[Records from a collection]
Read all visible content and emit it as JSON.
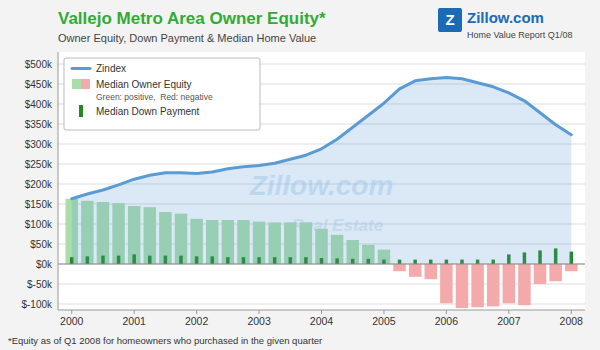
{
  "chart_data": {
    "type": "bar",
    "title": "Vallejo Metro Area Owner Equity*",
    "subtitle": "Owner Equity, Down Payment & Median Home Value",
    "annotations": [
      "*Equity as of Q1 2008 for homeowners who purchased in the given quarter",
      "Z",
      "Zillow.com",
      "Home Value Report Q1/08",
      "Zillow.com",
      "Real Estate",
      "Green: positive,  Red: negative"
    ],
    "x": [
      2000.0,
      2000.25,
      2000.5,
      2000.75,
      2001.0,
      2001.25,
      2001.5,
      2001.75,
      2002.0,
      2002.25,
      2002.5,
      2002.75,
      2003.0,
      2003.25,
      2003.5,
      2003.75,
      2004.0,
      2004.25,
      2004.5,
      2004.75,
      2005.0,
      2005.25,
      2005.5,
      2005.75,
      2006.0,
      2006.25,
      2006.5,
      2006.75,
      2007.0,
      2007.25,
      2007.5,
      2007.75,
      2008.0
    ],
    "series": [
      {
        "name": "Zindex",
        "type": "line",
        "color": "#5b9bd5",
        "values": [
          163000,
          175000,
          185000,
          198000,
          212000,
          222000,
          228000,
          228000,
          226000,
          230000,
          238000,
          243000,
          246000,
          252000,
          262000,
          272000,
          288000,
          312000,
          342000,
          372000,
          402000,
          438000,
          458000,
          463000,
          466000,
          463000,
          453000,
          443000,
          428000,
          408000,
          378000,
          348000,
          323000
        ]
      },
      {
        "name": "Median Owner Equity",
        "type": "bar",
        "colors": [
          "#aaddaa",
          "#aaddaa",
          "#aaddaa",
          "#aaddaa",
          "#aaddaa",
          "#aaddaa",
          "#aaddaa",
          "#aaddaa",
          "#aaddaa",
          "#aaddaa",
          "#aaddaa",
          "#aaddaa",
          "#aaddaa",
          "#aaddaa",
          "#aaddaa",
          "#aaddaa",
          "#aaddaa",
          "#aaddaa",
          "#aaddaa",
          "#aaddaa",
          "#aaddaa",
          "#f4aaaa",
          "#f4aaaa",
          "#f4aaaa",
          "#f4aaaa",
          "#f4aaaa",
          "#f4aaaa",
          "#f4aaaa",
          "#f4aaaa",
          "#f4aaaa",
          "#f4aaaa",
          "#f4aaaa",
          "#f4aaaa"
        ],
        "values": [
          163000,
          158000,
          155000,
          152000,
          145000,
          142000,
          130000,
          126000,
          113000,
          110000,
          110000,
          110000,
          106000,
          104000,
          104000,
          104000,
          88000,
          73000,
          60000,
          48000,
          36000,
          -18000,
          -32000,
          -38000,
          -98000,
          -110000,
          -108000,
          -106000,
          -98000,
          -103000,
          -50000,
          -43000,
          -18000
        ]
      },
      {
        "name": "Median Down Payment",
        "type": "bar",
        "color": "#228822",
        "values": [
          17000,
          19000,
          21000,
          21000,
          24000,
          21000,
          21000,
          21000,
          19000,
          19000,
          17000,
          17000,
          17000,
          17000,
          17000,
          17000,
          15000,
          14000,
          13000,
          13000,
          11000,
          11000,
          11000,
          11000,
          11000,
          11000,
          11000,
          11000,
          24000,
          29000,
          34000,
          39000,
          31000
        ]
      }
    ],
    "xlim": [
      1999.78,
      2008.22
    ],
    "xticks": [
      2000,
      2001,
      2002,
      2003,
      2004,
      2005,
      2006,
      2007,
      2008
    ],
    "ylim": [
      -115000,
      530000
    ],
    "yticks": [
      {
        "value": -100000,
        "label": "$-100k"
      },
      {
        "value": -50000,
        "label": "$-50k"
      },
      {
        "value": 0,
        "label": "$0k"
      },
      {
        "value": 50000,
        "label": "$50k"
      },
      {
        "value": 100000,
        "label": "$100k"
      },
      {
        "value": 150000,
        "label": "$150k"
      },
      {
        "value": 200000,
        "label": "$200k"
      },
      {
        "value": 250000,
        "label": "$250k"
      },
      {
        "value": 300000,
        "label": "$300k"
      },
      {
        "value": 350000,
        "label": "$350k"
      },
      {
        "value": 400000,
        "label": "$400k"
      },
      {
        "value": 450000,
        "label": "$450k"
      },
      {
        "value": 500000,
        "label": "$500k"
      }
    ],
    "grid": true,
    "legend": "upper left"
  }
}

Exercise description:
Using the listing above, show every line that includes the string "Down".

Complete answer:
    "subtitle": "Owner Equity, Down Payment & Median Home Value",
        "name": "Median Down Payment",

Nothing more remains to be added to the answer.